• _What you are asked to do_: Edit the part of the discussion of umlaut and diaeresis encoding that opens with "# Michael S." and closes with "of detailed knowledge.", and give it again with "OpenType list" changed to "OpenType mailing list".

• _Excerpt provided_:
3. So, German and Swedish authors should use diaeresis when they mean umlaut / omljud, and other authors should use a combining control character plus a supporting SFNT when they mean diaeresis / trema.

4. How, in practice, would a Microsoft OpenType implementation look? Please, in your reply provide a step-by-step description of how to set up the GSUB tags in order to support the solution arrived at by the Unicode Technical Committee - we will implement your reply.

Herr Heuvelmann accepted a solution which was internal to the machine readable cataloguing of Die Deutsche Bibliothek, forgetting that with random access pagination models such as PDF and XPS, and softcopy cataloguing solutions by Apple and Google, the issue is not cataloguing of bibliographic information for hardcopy documents (for which the PostScript pagination was flushed from memory when the page is rendered), but softcopy documents in which the text semantics encoded by the author is the turning point of full phrase cataloguing.

Please, my name is Henrik.

Best wishes,

Henrik Holmegaard

technical writer, mag.scient.soc.

# Michael S. Kaplan on Wednesday, October 24, 2007 6:48 AM:

I am not going to provide you with the step-by-step of making a font (this is hiardly what I do?), though I can suggest the OpenType list for that kind of detailed knowledge.

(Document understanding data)
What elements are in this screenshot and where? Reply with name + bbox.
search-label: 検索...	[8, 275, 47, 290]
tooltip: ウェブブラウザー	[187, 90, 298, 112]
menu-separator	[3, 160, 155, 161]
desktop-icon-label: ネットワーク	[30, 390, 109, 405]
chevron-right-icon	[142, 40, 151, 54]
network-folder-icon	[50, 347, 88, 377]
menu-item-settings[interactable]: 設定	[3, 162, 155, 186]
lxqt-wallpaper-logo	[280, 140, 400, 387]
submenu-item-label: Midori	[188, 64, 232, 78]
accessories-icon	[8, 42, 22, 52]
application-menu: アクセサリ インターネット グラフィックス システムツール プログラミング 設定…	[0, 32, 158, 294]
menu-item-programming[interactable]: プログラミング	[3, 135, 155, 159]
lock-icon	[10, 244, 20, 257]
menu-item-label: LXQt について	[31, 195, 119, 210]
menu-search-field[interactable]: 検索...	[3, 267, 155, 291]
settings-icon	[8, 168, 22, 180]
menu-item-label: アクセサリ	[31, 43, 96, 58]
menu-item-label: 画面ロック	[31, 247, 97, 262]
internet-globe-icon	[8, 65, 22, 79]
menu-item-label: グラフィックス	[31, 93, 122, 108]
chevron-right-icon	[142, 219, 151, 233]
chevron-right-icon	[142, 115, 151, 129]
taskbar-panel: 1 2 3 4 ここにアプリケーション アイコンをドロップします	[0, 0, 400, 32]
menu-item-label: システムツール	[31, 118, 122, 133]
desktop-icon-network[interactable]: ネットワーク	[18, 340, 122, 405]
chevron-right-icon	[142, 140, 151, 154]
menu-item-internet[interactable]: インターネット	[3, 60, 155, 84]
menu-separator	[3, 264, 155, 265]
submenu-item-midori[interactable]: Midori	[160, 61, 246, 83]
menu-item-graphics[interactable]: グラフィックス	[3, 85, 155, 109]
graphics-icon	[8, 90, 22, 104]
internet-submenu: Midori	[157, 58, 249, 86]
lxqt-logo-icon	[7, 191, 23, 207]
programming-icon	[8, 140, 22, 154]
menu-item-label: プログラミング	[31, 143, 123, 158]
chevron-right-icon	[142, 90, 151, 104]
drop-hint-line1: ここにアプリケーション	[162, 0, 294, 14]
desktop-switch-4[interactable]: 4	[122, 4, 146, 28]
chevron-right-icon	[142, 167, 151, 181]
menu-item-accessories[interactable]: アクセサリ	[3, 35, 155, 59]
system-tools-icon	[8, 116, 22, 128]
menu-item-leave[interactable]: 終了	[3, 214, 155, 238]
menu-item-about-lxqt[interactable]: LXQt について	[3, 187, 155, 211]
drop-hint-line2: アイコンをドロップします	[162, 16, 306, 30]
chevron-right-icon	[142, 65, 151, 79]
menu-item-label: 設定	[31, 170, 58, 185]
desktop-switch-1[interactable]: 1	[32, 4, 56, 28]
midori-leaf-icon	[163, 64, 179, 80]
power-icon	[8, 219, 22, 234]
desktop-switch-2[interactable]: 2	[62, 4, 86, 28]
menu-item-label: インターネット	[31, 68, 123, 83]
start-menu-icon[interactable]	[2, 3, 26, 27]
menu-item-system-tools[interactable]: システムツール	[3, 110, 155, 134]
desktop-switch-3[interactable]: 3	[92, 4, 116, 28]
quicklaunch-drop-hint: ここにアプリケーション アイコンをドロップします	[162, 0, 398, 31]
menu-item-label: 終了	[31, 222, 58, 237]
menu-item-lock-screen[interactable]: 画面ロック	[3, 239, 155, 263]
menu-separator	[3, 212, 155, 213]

• _Completed exercise_:
# Michael S. Kaplan on Wednesday, October 24, 2007 6:48 AM:

I am not going to provide you with the step-by-step of making a font (this is hiardly what I do?), though I can suggest the OpenType mailing list for that kind of detailed knowledge.